# START OF THE RECORDS
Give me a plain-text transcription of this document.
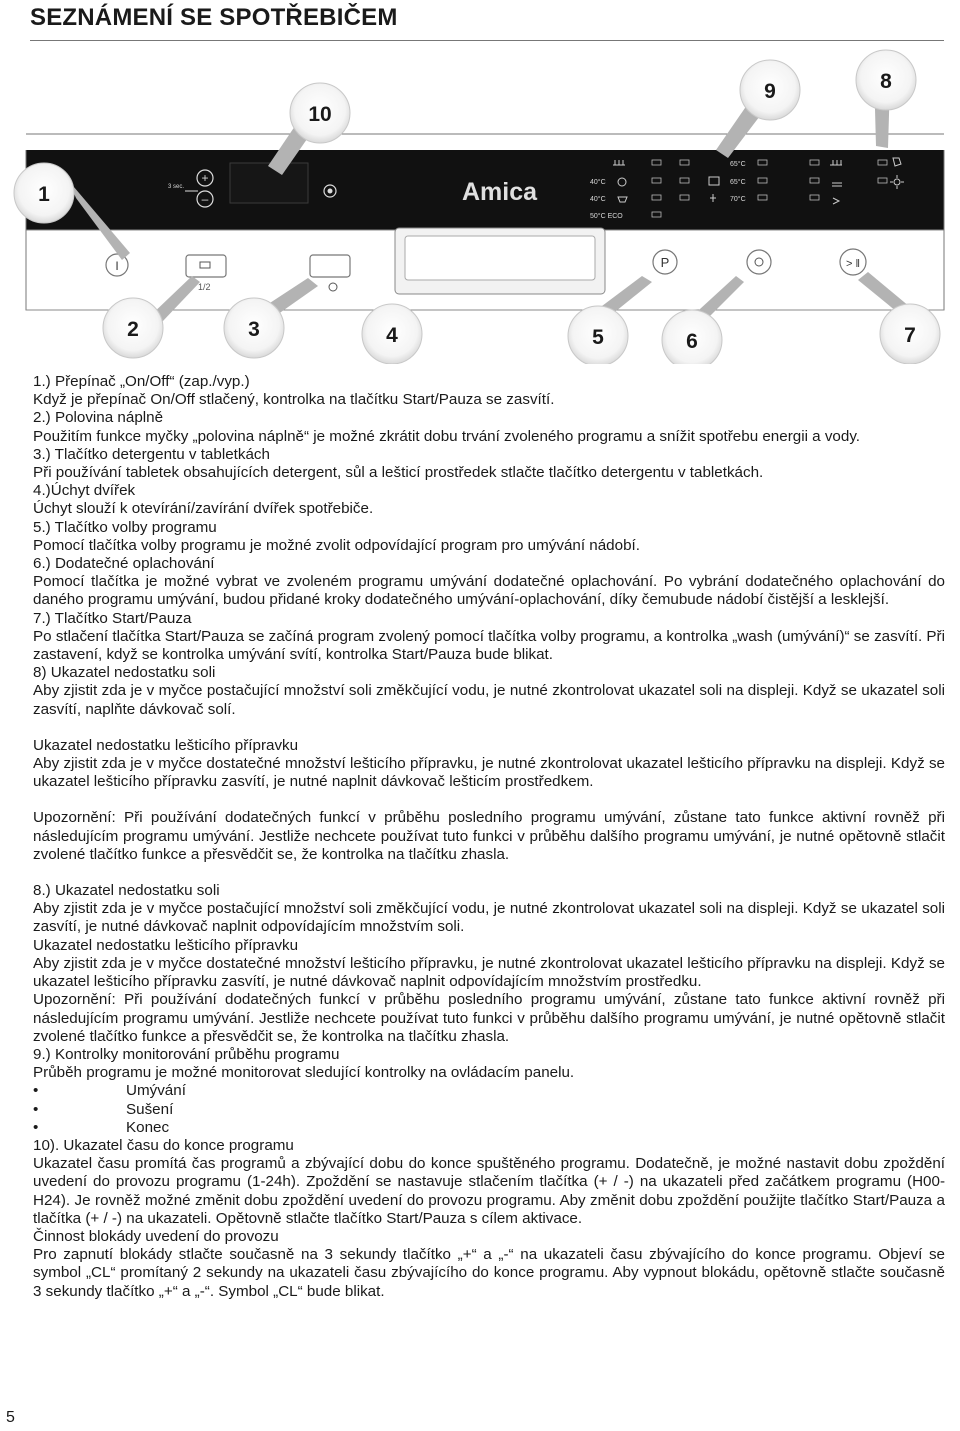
SEZNÁMENÍ SE SPOTŘEBIČEM
3 sec.
+
–	Amica	40°C
40°C
50°C ECO
65°C
65°C
70°C
I
1/2
P	> ǁ
1
2	3	4	5	6	7
8
9
10

1.) Přepínač „On/Off“ (zap./vyp.)

Když je přepínač On/Off stlačený, kontrolka na tlačítku Start/Pauza se zasvítí.

2.) Polovina náplně

Použitím funkce myčky „polovina náplně“ je možné zkrátit dobu trvání zvoleného programu a snížit spotřebu energii a vody.

3.) Tlačítko detergentu v tabletkách

Při používání tabletek obsahujících detergent, sůl a lešticí prostředek stlačte tlačítko detergentu v tabletkách.

4.)Úchyt dvířek

Úchyt slouží k otevírání/zavírání dvířek spotřebiče.

5.) Tlačítko volby programu

Pomocí tlačítka volby programu je možné zvolit odpovídající program pro umývání nádobí.

6.) Dodatečné oplachování

Pomocí tlačítka je možné vybrat ve zvoleném programu umývání dodatečné oplachování. Po vybrání dodatečného oplachování do daného programu umývání, budou přidané kroky dodatečného umývání-oplachování, díky čemubude nádobí čistější a lesklejší.

7.) Tlačítko Start/Pauza

Po stlačení tlačítka Start/Pauza se začíná program zvolený pomocí tlačítka volby programu, a kontrolka „wash (umývání)“ se zasvítí. Při zastavení, když se kontrolka umývání svítí, kontrolka Start/Pauza bude blikat.

8) Ukazatel nedostatku soli

Aby zjistit zda je v myčce postačující množství soli změkčující vodu, je nutné zkontrolovat ukazatel soli na displeji. Když se ukazatel soli zasvítí, naplňte dávkovač solí.

Ukazatel nedostatku lešticího přípravku

Aby zjistit zda je v myčce dostatečné množství lešticího přípravku, je nutné zkontrolovat ukazatel lešticího přípravku na displeji. Když se ukazatel lešticího přípravku zasvítí, je nutné naplnit dávkovač lešticím prostředkem.

Upozornění: Při používání dodatečných funkcí v průběhu posledního programu umývání, zůstane tato funkce aktivní rovněž při následujícím programu umývání. Jestliže nechcete používat tuto funkci v průběhu dalšího programu umývání, je nutné opětovně stlačit zvolené tlačítko funkce a přesvědčit se, že kontrolka na tlačítku zhasla.

8.) Ukazatel nedostatku soli

Aby zjistit zda je v myčce postačující množství soli změkčující vodu, je nutné zkontrolovat ukazatel soli na displeji. Když se ukazatel soli zasvítí, je nutné dávkovač naplnit odpovídajícím množstvím soli.

Ukazatel nedostatku lešticího přípravku

Aby zjistit zda je v myčce dostatečné množství lešticího přípravku, je nutné zkontrolovat ukazatel lešticího přípravku na displeji. Když se ukazatel lešticího přípravku zasvítí, je nutné dávkovač naplnit odpovídajícím množstvím prostředku.

Upozornění: Při používání dodatečných funkcí v průběhu posledního programu umývání, zůstane tato funkce aktivní rovněž při následujícím programu umývání. Jestliže nechcete používat tuto funkci v průběhu dalšího programu umývání, je nutné opětovně stlačit zvolené tlačítko funkce a přesvědčit se, že kontrolka na tlačítku zhasla.

9.) Kontrolky monitorování průběhu programu

Průběh programu je možné monitorovat sledující kontrolky na ovládacím panelu.

•	Umývání

•	Sušení

•	Konec

10). Ukazatel času do konce programu

Ukazatel času promítá čas programů a zbývající dobu do konce spuštěného programu. Dodatečně, je možné nastavit dobu zpoždění uvedení do provozu programu (1-24h). Zpoždění se nastavuje stlačením tlačítka (+ / -) na ukazateli před začátkem programu (H00-H24). Je rovněž možné změnit dobu zpoždění uvedení do provozu programu. Aby změnit dobu zpoždění použijte tlačítko Start/Pauza a tlačítka (+ / -) na ukazateli. Opětovně stlačte tlačítko Start/Pauza s cílem aktivace.

Činnost blokády uvedení do provozu

Pro zapnutí blokády stlačte současně na 3 sekundy tlačítko „+“ a „-“ na ukazateli času zbývajícího do konce programu. Objeví se symbol „CL“ promítaný 2 sekundy na ukazateli času zbývajícího do konce programu. Aby vypnout blokádu, opětovně stlačte současně 3 sekundy tlačítko „+“ a „-“. Symbol „CL“ bude blikat.

5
# END OF THE RECORDS
EXERCISE DIRECTIONS:
Keep the pictures out and write out the records exactly.

RESPONSE:
Give me a plain-text transcription of this document.
SEZNÁMENÍ SE SPOTŘEBIČEM
3 sec.
+
–	Amica	40°C
40°C
50°C ECO
65°C
65°C
70°C
I
1/2
P	> ǁ
1
2	3	4	5	6	7
8
9
10

1.) Přepínač „On/Off“ (zap./vyp.)

Když je přepínač On/Off stlačený, kontrolka na tlačítku Start/Pauza se zasvítí.

2.) Polovina náplně

Použitím funkce myčky „polovina náplně“ je možné zkrátit dobu trvání zvoleného programu a snížit spotřebu energii a vody.

3.) Tlačítko detergentu v tabletkách

Při používání tabletek obsahujících detergent, sůl a lešticí prostředek stlačte tlačítko detergentu v tabletkách.

4.)Úchyt dvířek

Úchyt slouží k otevírání/zavírání dvířek spotřebiče.

5.) Tlačítko volby programu

Pomocí tlačítka volby programu je možné zvolit odpovídající program pro umývání nádobí.

6.) Dodatečné oplachování

Pomocí tlačítka je možné vybrat ve zvoleném programu umývání dodatečné oplachování. Po vybrání dodatečného oplachování do daného programu umývání, budou přidané kroky dodatečného umývání-oplachování, díky čemubude nádobí čistější a lesklejší.

7.) Tlačítko Start/Pauza

Po stlačení tlačítka Start/Pauza se začíná program zvolený pomocí tlačítka volby programu, a kontrolka „wash (umývání)“ se zasvítí. Při zastavení, když se kontrolka umývání svítí, kontrolka Start/Pauza bude blikat.

8) Ukazatel nedostatku soli

Aby zjistit zda je v myčce postačující množství soli změkčující vodu, je nutné zkontrolovat ukazatel soli na displeji. Když se ukazatel soli zasvítí, naplňte dávkovač solí.

Ukazatel nedostatku lešticího přípravku

Aby zjistit zda je v myčce dostatečné množství lešticího přípravku, je nutné zkontrolovat ukazatel lešticího přípravku na displeji. Když se ukazatel lešticího přípravku zasvítí, je nutné naplnit dávkovač lešticím prostředkem.

Upozornění: Při používání dodatečných funkcí v průběhu posledního programu umývání, zůstane tato funkce aktivní rovněž při následujícím programu umývání. Jestliže nechcete používat tuto funkci v průběhu dalšího programu umývání, je nutné opětovně stlačit zvolené tlačítko funkce a přesvědčit se, že kontrolka na tlačítku zhasla.

8.) Ukazatel nedostatku soli

Aby zjistit zda je v myčce postačující množství soli změkčující vodu, je nutné zkontrolovat ukazatel soli na displeji. Když se ukazatel soli zasvítí, je nutné dávkovač naplnit odpovídajícím množstvím soli.

Ukazatel nedostatku lešticího přípravku

Aby zjistit zda je v myčce dostatečné množství lešticího přípravku, je nutné zkontrolovat ukazatel lešticího přípravku na displeji. Když se ukazatel lešticího přípravku zasvítí, je nutné dávkovač naplnit odpovídajícím množstvím prostředku.

Upozornění: Při používání dodatečných funkcí v průběhu posledního programu umývání, zůstane tato funkce aktivní rovněž při následujícím programu umývání. Jestliže nechcete používat tuto funkci v průběhu dalšího programu umývání, je nutné opětovně stlačit zvolené tlačítko funkce a přesvědčit se, že kontrolka na tlačítku zhasla.

9.) Kontrolky monitorování průběhu programu

Průběh programu je možné monitorovat sledující kontrolky na ovládacím panelu.

•	Umývání

•	Sušení

•	Konec

10). Ukazatel času do konce programu

Ukazatel času promítá čas programů a zbývající dobu do konce spuštěného programu. Dodatečně, je možné nastavit dobu zpoždění uvedení do provozu programu (1-24h). Zpoždění se nastavuje stlačením tlačítka (+ / -) na ukazateli před začátkem programu (H00-H24). Je rovněž možné změnit dobu zpoždění uvedení do provozu programu. Aby změnit dobu zpoždění použijte tlačítko Start/Pauza a tlačítka (+ / -) na ukazateli. Opětovně stlačte tlačítko Start/Pauza s cílem aktivace.

Činnost blokády uvedení do provozu

Pro zapnutí blokády stlačte současně na 3 sekundy tlačítko „+“ a „-“ na ukazateli času zbývajícího do konce programu. Objeví se symbol „CL“ promítaný 2 sekundy na ukazateli času zbývajícího do konce programu. Aby vypnout blokádu, opětovně stlačte současně 3 sekundy tlačítko „+“ a „-“. Symbol „CL“ bude blikat.

5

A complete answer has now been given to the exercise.